* _Given request_: Please repeat all of the listing exactly.

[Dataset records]
++++++++
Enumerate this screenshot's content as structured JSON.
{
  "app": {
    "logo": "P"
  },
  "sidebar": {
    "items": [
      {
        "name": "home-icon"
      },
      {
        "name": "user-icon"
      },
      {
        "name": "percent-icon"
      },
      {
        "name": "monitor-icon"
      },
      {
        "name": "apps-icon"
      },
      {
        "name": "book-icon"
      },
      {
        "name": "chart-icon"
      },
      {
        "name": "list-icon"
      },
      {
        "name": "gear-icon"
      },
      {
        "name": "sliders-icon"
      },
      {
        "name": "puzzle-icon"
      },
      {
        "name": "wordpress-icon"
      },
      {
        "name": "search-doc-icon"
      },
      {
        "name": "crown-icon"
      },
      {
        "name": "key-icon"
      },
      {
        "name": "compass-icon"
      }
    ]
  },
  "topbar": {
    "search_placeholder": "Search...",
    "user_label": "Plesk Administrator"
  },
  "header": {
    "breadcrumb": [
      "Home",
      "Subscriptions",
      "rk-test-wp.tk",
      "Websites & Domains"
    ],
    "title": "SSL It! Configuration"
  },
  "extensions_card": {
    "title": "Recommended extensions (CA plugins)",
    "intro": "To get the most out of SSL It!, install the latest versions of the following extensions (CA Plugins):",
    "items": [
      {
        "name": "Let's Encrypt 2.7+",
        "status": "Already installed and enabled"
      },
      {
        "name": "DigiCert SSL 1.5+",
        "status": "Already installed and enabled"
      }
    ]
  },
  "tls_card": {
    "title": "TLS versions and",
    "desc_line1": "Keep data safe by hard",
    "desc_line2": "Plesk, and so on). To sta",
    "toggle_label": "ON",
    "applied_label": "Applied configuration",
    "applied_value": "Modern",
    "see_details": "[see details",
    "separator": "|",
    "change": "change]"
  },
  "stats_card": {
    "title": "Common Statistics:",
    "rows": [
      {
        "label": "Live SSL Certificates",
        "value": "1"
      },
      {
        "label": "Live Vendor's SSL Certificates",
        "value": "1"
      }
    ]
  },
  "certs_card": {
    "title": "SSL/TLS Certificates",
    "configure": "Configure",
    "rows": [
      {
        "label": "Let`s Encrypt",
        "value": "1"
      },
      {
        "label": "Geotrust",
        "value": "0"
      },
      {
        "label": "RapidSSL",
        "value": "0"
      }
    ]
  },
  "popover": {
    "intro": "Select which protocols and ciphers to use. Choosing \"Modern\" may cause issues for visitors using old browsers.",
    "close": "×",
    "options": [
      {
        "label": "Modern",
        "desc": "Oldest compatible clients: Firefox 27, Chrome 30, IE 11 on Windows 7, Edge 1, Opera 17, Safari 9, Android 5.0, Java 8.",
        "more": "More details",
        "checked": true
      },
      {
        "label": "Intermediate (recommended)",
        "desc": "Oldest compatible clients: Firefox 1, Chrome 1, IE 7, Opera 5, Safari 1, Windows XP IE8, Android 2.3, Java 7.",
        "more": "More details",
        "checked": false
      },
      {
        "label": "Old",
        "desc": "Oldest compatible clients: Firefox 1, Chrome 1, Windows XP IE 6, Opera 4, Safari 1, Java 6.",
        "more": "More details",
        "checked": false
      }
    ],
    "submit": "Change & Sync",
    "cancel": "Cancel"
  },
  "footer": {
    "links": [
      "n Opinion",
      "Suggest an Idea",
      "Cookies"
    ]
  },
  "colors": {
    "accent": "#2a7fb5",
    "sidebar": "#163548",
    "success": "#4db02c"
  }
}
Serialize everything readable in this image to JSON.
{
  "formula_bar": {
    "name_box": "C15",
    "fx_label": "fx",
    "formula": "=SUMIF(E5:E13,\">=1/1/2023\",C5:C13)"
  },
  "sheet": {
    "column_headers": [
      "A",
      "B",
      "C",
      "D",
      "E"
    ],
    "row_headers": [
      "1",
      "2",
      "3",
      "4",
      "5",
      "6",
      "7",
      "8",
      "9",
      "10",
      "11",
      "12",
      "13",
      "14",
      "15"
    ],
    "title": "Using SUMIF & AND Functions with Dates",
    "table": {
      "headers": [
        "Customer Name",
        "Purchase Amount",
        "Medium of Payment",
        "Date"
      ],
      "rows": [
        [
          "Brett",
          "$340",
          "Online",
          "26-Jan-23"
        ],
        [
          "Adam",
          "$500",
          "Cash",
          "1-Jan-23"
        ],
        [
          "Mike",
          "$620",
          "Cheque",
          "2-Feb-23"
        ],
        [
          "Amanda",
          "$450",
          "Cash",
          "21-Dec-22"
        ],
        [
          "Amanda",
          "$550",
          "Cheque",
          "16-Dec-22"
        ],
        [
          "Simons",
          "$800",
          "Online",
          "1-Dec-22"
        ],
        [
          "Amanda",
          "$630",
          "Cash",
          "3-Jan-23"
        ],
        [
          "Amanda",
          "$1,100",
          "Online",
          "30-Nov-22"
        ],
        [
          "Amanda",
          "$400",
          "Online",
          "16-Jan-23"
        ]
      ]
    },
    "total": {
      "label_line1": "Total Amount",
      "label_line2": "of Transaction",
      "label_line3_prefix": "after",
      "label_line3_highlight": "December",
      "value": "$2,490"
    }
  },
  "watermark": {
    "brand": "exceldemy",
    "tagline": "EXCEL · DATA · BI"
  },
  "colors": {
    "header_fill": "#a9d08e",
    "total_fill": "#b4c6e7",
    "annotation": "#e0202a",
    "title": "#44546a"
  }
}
++++++++
* _Task result_:
Enumerate this screenshot's content as structured JSON.
{
  "app": {
    "logo": "P"
  },
  "sidebar": {
    "items": [
      {
        "name": "home-icon"
      },
      {
        "name": "user-icon"
      },
      {
        "name": "percent-icon"
      },
      {
        "name": "monitor-icon"
      },
      {
        "name": "apps-icon"
      },
      {
        "name": "book-icon"
      },
      {
        "name": "chart-icon"
      },
      {
        "name": "list-icon"
      },
      {
        "name": "gear-icon"
      },
      {
        "name": "sliders-icon"
      },
      {
        "name": "puzzle-icon"
      },
      {
        "name": "wordpress-icon"
      },
      {
        "name": "search-doc-icon"
      },
      {
        "name": "crown-icon"
      },
      {
        "name": "key-icon"
      },
      {
        "name": "compass-icon"
      }
    ]
  },
  "topbar": {
    "search_placeholder": "Search...",
    "user_label": "Plesk Administrator"
  },
  "header": {
    "breadcrumb": [
      "Home",
      "Subscriptions",
      "rk-test-wp.tk",
      "Websites & Domains"
    ],
    "title": "SSL It! Configuration"
  },
  "extensions_card": {
    "title": "Recommended extensions (CA plugins)",
    "intro": "To get the most out of SSL It!, install the latest versions of the following extensions (CA Plugins):",
    "items": [
      {
        "name": "Let's Encrypt 2.7+",
        "status": "Already installed and enabled"
      },
      {
        "name": "DigiCert SSL 1.5+",
        "status": "Already installed and enabled"
      }
    ]
  },
  "tls_card": {
    "title": "TLS versions and",
    "desc_line1": "Keep data safe by hard",
    "desc_line2": "Plesk, and so on). To sta",
    "toggle_label": "ON",
    "applied_label": "Applied configuration",
    "applied_value": "Modern",
    "see_details": "[see details",
    "separator": "|",
    "change": "change]"
  },
  "stats_card": {
    "title": "Common Statistics:",
    "rows": [
      {
        "label": "Live SSL Certificates",
        "value": "1"
      },
      {
        "label": "Live Vendor's SSL Certificates",
        "value": "1"
      }
    ]
  },
  "certs_card": {
    "title": "SSL/TLS Certificates",
    "configure": "Configure",
    "rows": [
      {
        "label": "Let`s Encrypt",
        "value": "1"
      },
      {
        "label": "Geotrust",
        "value": "0"
      },
      {
        "label": "RapidSSL",
        "value": "0"
      }
    ]
  },
  "popover": {
    "intro": "Select which protocols and ciphers to use. Choosing \"Modern\" may cause issues for visitors using old browsers.",
    "close": "×",
    "options": [
      {
        "label": "Modern",
        "desc": "Oldest compatible clients: Firefox 27, Chrome 30, IE 11 on Windows 7, Edge 1, Opera 17, Safari 9, Android 5.0, Java 8.",
        "more": "More details",
        "checked": true
      },
      {
        "label": "Intermediate (recommended)",
        "desc": "Oldest compatible clients: Firefox 1, Chrome 1, IE 7, Opera 5, Safari 1, Windows XP IE8, Android 2.3, Java 7.",
        "more": "More details",
        "checked": false
      },
      {
        "label": "Old",
        "desc": "Oldest compatible clients: Firefox 1, Chrome 1, Windows XP IE 6, Opera 4, Safari 1, Java 6.",
        "more": "More details",
        "checked": false
      }
    ],
    "submit": "Change & Sync",
    "cancel": "Cancel"
  },
  "footer": {
    "links": [
      "n Opinion",
      "Suggest an Idea",
      "Cookies"
    ]
  },
  "colors": {
    "accent": "#2a7fb5",
    "sidebar": "#163548",
    "success": "#4db02c"
  }
}
Serialize everything readable in this image to JSON.
{
  "formula_bar": {
    "name_box": "C15",
    "fx_label": "fx",
    "formula": "=SUMIF(E5:E13,\">=1/1/2023\",C5:C13)"
  },
  "sheet": {
    "column_headers": [
      "A",
      "B",
      "C",
      "D",
      "E"
    ],
    "row_headers": [
      "1",
      "2",
      "3",
      "4",
      "5",
      "6",
      "7",
      "8",
      "9",
      "10",
      "11",
      "12",
      "13",
      "14",
      "15"
    ],
    "title": "Using SUMIF & AND Functions with Dates",
    "table": {
      "headers": [
        "Customer Name",
        "Purchase Amount",
        "Medium of Payment",
        "Date"
      ],
      "rows": [
        [
          "Brett",
          "$340",
          "Online",
          "26-Jan-23"
        ],
        [
          "Adam",
          "$500",
          "Cash",
          "1-Jan-23"
        ],
        [
          "Mike",
          "$620",
          "Cheque",
          "2-Feb-23"
        ],
        [
          "Amanda",
          "$450",
          "Cash",
          "21-Dec-22"
        ],
        [
          "Amanda",
          "$550",
          "Cheque",
          "16-Dec-22"
        ],
        [
          "Simons",
          "$800",
          "Online",
          "1-Dec-22"
        ],
        [
          "Amanda",
          "$630",
          "Cash",
          "3-Jan-23"
        ],
        [
          "Amanda",
          "$1,100",
          "Online",
          "30-Nov-22"
        ],
        [
          "Amanda",
          "$400",
          "Online",
          "16-Jan-23"
        ]
      ]
    },
    "total": {
      "label_line1": "Total Amount",
      "label_line2": "of Transaction",
      "label_line3_prefix": "after",
      "label_line3_highlight": "December",
      "value": "$2,490"
    }
  },
  "watermark": {
    "brand": "exceldemy",
    "tagline": "EXCEL · DATA · BI"
  },
  "colors": {
    "header_fill": "#a9d08e",
    "total_fill": "#b4c6e7",
    "annotation": "#e0202a",
    "title": "#44546a"
  }
}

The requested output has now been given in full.